## DO THIS
Gather from the listing below each line that includes the word "expensive", and copy it.

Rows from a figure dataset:
++++++

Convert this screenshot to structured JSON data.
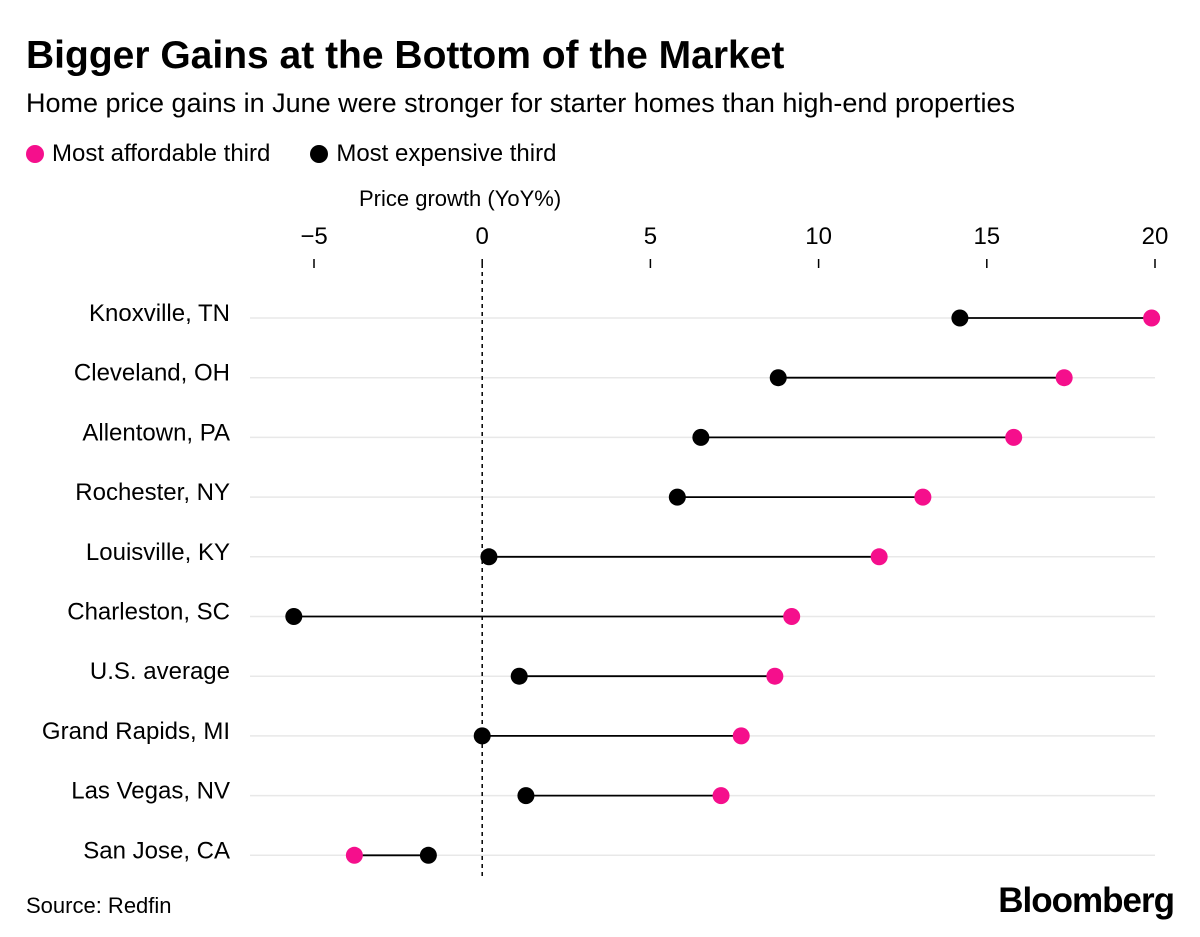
{
  "title": "Bigger Gains at the Bottom of the Market",
  "subtitle": "Home price gains in June were stronger for starter homes than high-end properties",
  "legend": {
    "affordable_label": "Most affordable third",
    "expensive_label": "Most expensive third"
  },
  "source": "Source: Redfin",
  "brand": "Bloomberg",
  "colors": {
    "affordable": "#f50f8c",
    "expensive": "#000000",
    "gridline": "#e8e8e8",
    "connector": "#000000"
  },
  "chart_data": {
    "type": "dot-plot",
    "xlabel": "Price growth (YoY%)",
    "xlim": [
      -5,
      20
    ],
    "xticks": [
      -5,
      0,
      5,
      10,
      15,
      20
    ],
    "xtick_labels": [
      "−5",
      "0",
      "5",
      "10",
      "15",
      "20"
    ],
    "reference_line": 0,
    "categories": [
      "Knoxville, TN",
      "Cleveland, OH",
      "Allentown, PA",
      "Rochester, NY",
      "Louisville, KY",
      "Charleston, SC",
      "U.S. average",
      "Grand Rapids, MI",
      "Las Vegas, NV",
      "San Jose, CA"
    ],
    "series": [
      {
        "name": "Most affordable third",
        "values": [
          19.9,
          17.3,
          15.8,
          13.1,
          11.8,
          9.2,
          8.7,
          7.7,
          7.1,
          -3.8
        ]
      },
      {
        "name": "Most expensive third",
        "values": [
          14.2,
          8.8,
          6.5,
          5.8,
          0.2,
          -5.6,
          1.1,
          0.0,
          1.3,
          -1.6
        ]
      }
    ]
  }
}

++++++

## RESULT FOR THIS TASK
    "expensive_label": "Most expensive third"
    "expensive": "#000000",
        "name": "Most expensive third",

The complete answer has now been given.